Requirements: Every line below is to be quoted exactly, with nothing added or dropped.

Recorded information:
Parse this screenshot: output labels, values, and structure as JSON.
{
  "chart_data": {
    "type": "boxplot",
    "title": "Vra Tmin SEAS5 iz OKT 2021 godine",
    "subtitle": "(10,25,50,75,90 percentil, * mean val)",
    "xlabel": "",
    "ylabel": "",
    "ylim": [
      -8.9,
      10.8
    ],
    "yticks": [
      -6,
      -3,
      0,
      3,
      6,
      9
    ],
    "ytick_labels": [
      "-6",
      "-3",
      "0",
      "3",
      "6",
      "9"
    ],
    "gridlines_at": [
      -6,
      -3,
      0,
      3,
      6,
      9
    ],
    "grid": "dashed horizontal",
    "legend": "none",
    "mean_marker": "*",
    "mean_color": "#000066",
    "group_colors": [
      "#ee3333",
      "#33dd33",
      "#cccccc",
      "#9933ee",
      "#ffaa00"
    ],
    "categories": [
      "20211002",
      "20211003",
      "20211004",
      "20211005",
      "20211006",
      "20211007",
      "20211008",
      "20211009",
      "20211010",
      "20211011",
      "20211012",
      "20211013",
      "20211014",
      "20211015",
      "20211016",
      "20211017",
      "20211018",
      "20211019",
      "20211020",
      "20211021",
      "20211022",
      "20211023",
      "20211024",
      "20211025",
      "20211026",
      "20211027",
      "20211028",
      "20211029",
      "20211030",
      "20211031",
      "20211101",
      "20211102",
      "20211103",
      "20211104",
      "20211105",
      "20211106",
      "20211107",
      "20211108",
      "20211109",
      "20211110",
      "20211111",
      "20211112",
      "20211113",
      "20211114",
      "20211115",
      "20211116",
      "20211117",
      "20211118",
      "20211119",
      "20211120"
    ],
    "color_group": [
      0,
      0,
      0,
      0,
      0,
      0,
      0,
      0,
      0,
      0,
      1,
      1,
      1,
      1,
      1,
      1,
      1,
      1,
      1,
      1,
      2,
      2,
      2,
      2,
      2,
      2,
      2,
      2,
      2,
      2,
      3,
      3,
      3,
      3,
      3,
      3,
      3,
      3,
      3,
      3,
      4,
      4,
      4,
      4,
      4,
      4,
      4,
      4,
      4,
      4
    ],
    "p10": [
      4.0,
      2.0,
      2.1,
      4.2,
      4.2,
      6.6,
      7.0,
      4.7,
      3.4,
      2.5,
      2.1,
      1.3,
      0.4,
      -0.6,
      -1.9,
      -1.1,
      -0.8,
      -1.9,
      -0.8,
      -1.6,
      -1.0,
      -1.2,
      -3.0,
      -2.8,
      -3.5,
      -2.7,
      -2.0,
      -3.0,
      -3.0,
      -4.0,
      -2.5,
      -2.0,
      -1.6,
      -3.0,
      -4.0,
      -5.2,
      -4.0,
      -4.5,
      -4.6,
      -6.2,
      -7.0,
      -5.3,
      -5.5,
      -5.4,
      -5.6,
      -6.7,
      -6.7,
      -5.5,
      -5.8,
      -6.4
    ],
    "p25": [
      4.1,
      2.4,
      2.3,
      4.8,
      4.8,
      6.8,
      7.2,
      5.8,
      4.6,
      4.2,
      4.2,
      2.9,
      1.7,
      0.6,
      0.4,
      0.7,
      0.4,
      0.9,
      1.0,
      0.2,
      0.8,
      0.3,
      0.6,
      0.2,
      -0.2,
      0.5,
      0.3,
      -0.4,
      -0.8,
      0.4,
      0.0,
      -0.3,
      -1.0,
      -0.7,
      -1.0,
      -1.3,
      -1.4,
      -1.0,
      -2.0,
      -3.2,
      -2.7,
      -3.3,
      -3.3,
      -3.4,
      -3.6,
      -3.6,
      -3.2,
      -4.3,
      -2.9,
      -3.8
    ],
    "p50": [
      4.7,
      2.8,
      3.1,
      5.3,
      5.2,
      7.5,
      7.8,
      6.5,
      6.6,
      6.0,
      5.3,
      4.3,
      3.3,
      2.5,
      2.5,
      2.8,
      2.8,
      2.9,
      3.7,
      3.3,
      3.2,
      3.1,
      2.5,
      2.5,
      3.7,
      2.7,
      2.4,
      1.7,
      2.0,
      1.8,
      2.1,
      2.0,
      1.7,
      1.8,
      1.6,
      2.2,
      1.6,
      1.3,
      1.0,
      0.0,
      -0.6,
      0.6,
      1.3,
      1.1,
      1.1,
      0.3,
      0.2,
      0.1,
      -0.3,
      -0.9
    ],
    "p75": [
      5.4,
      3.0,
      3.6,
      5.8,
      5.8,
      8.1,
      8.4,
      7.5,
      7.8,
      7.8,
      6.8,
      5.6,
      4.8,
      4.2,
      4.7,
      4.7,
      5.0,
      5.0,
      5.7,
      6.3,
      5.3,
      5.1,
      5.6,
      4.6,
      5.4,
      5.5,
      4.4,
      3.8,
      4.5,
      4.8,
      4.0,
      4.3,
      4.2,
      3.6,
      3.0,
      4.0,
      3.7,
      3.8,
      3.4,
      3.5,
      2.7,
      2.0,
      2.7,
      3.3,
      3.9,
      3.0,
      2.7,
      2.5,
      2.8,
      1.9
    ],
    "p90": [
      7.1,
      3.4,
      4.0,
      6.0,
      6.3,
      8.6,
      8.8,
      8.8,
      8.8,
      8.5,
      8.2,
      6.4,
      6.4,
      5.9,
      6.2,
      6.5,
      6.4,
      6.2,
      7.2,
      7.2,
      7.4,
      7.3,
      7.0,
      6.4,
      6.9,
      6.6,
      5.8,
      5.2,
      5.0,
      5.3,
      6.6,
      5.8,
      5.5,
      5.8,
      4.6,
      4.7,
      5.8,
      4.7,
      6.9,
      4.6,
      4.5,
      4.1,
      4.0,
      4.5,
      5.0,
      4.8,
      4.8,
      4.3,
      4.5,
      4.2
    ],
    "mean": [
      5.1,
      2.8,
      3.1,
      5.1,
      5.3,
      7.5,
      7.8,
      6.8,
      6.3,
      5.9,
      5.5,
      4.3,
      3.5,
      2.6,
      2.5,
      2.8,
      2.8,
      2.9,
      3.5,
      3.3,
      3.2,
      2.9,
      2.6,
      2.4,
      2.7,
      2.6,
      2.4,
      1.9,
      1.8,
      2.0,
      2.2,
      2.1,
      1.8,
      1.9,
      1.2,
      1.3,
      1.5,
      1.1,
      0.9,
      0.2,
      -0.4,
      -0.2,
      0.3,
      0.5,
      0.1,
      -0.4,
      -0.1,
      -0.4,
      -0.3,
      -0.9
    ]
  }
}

Response below:
Parse this screenshot: output labels, values, and structure as JSON.
{
  "chart_data": {
    "type": "boxplot",
    "title": "Vra Tmin SEAS5 iz OKT 2021 godine",
    "subtitle": "(10,25,50,75,90 percentil, * mean val)",
    "xlabel": "",
    "ylabel": "",
    "ylim": [
      -8.9,
      10.8
    ],
    "yticks": [
      -6,
      -3,
      0,
      3,
      6,
      9
    ],
    "ytick_labels": [
      "-6",
      "-3",
      "0",
      "3",
      "6",
      "9"
    ],
    "gridlines_at": [
      -6,
      -3,
      0,
      3,
      6,
      9
    ],
    "grid": "dashed horizontal",
    "legend": "none",
    "mean_marker": "*",
    "mean_color": "#000066",
    "group_colors": [
      "#ee3333",
      "#33dd33",
      "#cccccc",
      "#9933ee",
      "#ffaa00"
    ],
    "categories": [
      "20211002",
      "20211003",
      "20211004",
      "20211005",
      "20211006",
      "20211007",
      "20211008",
      "20211009",
      "20211010",
      "20211011",
      "20211012",
      "20211013",
      "20211014",
      "20211015",
      "20211016",
      "20211017",
      "20211018",
      "20211019",
      "20211020",
      "20211021",
      "20211022",
      "20211023",
      "20211024",
      "20211025",
      "20211026",
      "20211027",
      "20211028",
      "20211029",
      "20211030",
      "20211031",
      "20211101",
      "20211102",
      "20211103",
      "20211104",
      "20211105",
      "20211106",
      "20211107",
      "20211108",
      "20211109",
      "20211110",
      "20211111",
      "20211112",
      "20211113",
      "20211114",
      "20211115",
      "20211116",
      "20211117",
      "20211118",
      "20211119",
      "20211120"
    ],
    "color_group": [
      0,
      0,
      0,
      0,
      0,
      0,
      0,
      0,
      0,
      0,
      1,
      1,
      1,
      1,
      1,
      1,
      1,
      1,
      1,
      1,
      2,
      2,
      2,
      2,
      2,
      2,
      2,
      2,
      2,
      2,
      3,
      3,
      3,
      3,
      3,
      3,
      3,
      3,
      3,
      3,
      4,
      4,
      4,
      4,
      4,
      4,
      4,
      4,
      4,
      4
    ],
    "p10": [
      4.0,
      2.0,
      2.1,
      4.2,
      4.2,
      6.6,
      7.0,
      4.7,
      3.4,
      2.5,
      2.1,
      1.3,
      0.4,
      -0.6,
      -1.9,
      -1.1,
      -0.8,
      -1.9,
      -0.8,
      -1.6,
      -1.0,
      -1.2,
      -3.0,
      -2.8,
      -3.5,
      -2.7,
      -2.0,
      -3.0,
      -3.0,
      -4.0,
      -2.5,
      -2.0,
      -1.6,
      -3.0,
      -4.0,
      -5.2,
      -4.0,
      -4.5,
      -4.6,
      -6.2,
      -7.0,
      -5.3,
      -5.5,
      -5.4,
      -5.6,
      -6.7,
      -6.7,
      -5.5,
      -5.8,
      -6.4
    ],
    "p25": [
      4.1,
      2.4,
      2.3,
      4.8,
      4.8,
      6.8,
      7.2,
      5.8,
      4.6,
      4.2,
      4.2,
      2.9,
      1.7,
      0.6,
      0.4,
      0.7,
      0.4,
      0.9,
      1.0,
      0.2,
      0.8,
      0.3,
      0.6,
      0.2,
      -0.2,
      0.5,
      0.3,
      -0.4,
      -0.8,
      0.4,
      0.0,
      -0.3,
      -1.0,
      -0.7,
      -1.0,
      -1.3,
      -1.4,
      -1.0,
      -2.0,
      -3.2,
      -2.7,
      -3.3,
      -3.3,
      -3.4,
      -3.6,
      -3.6,
      -3.2,
      -4.3,
      -2.9,
      -3.8
    ],
    "p50": [
      4.7,
      2.8,
      3.1,
      5.3,
      5.2,
      7.5,
      7.8,
      6.5,
      6.6,
      6.0,
      5.3,
      4.3,
      3.3,
      2.5,
      2.5,
      2.8,
      2.8,
      2.9,
      3.7,
      3.3,
      3.2,
      3.1,
      2.5,
      2.5,
      3.7,
      2.7,
      2.4,
      1.7,
      2.0,
      1.8,
      2.1,
      2.0,
      1.7,
      1.8,
      1.6,
      2.2,
      1.6,
      1.3,
      1.0,
      0.0,
      -0.6,
      0.6,
      1.3,
      1.1,
      1.1,
      0.3,
      0.2,
      0.1,
      -0.3,
      -0.9
    ],
    "p75": [
      5.4,
      3.0,
      3.6,
      5.8,
      5.8,
      8.1,
      8.4,
      7.5,
      7.8,
      7.8,
      6.8,
      5.6,
      4.8,
      4.2,
      4.7,
      4.7,
      5.0,
      5.0,
      5.7,
      6.3,
      5.3,
      5.1,
      5.6,
      4.6,
      5.4,
      5.5,
      4.4,
      3.8,
      4.5,
      4.8,
      4.0,
      4.3,
      4.2,
      3.6,
      3.0,
      4.0,
      3.7,
      3.8,
      3.4,
      3.5,
      2.7,
      2.0,
      2.7,
      3.3,
      3.9,
      3.0,
      2.7,
      2.5,
      2.8,
      1.9
    ],
    "p90": [
      7.1,
      3.4,
      4.0,
      6.0,
      6.3,
      8.6,
      8.8,
      8.8,
      8.8,
      8.5,
      8.2,
      6.4,
      6.4,
      5.9,
      6.2,
      6.5,
      6.4,
      6.2,
      7.2,
      7.2,
      7.4,
      7.3,
      7.0,
      6.4,
      6.9,
      6.6,
      5.8,
      5.2,
      5.0,
      5.3,
      6.6,
      5.8,
      5.5,
      5.8,
      4.6,
      4.7,
      5.8,
      4.7,
      6.9,
      4.6,
      4.5,
      4.1,
      4.0,
      4.5,
      5.0,
      4.8,
      4.8,
      4.3,
      4.5,
      4.2
    ],
    "mean": [
      5.1,
      2.8,
      3.1,
      5.1,
      5.3,
      7.5,
      7.8,
      6.8,
      6.3,
      5.9,
      5.5,
      4.3,
      3.5,
      2.6,
      2.5,
      2.8,
      2.8,
      2.9,
      3.5,
      3.3,
      3.2,
      2.9,
      2.6,
      2.4,
      2.7,
      2.6,
      2.4,
      1.9,
      1.8,
      2.0,
      2.2,
      2.1,
      1.8,
      1.9,
      1.2,
      1.3,
      1.5,
      1.1,
      0.9,
      0.2,
      -0.4,
      -0.2,
      0.3,
      0.5,
      0.1,
      -0.4,
      -0.1,
      -0.4,
      -0.3,
      -0.9
    ]
  }
}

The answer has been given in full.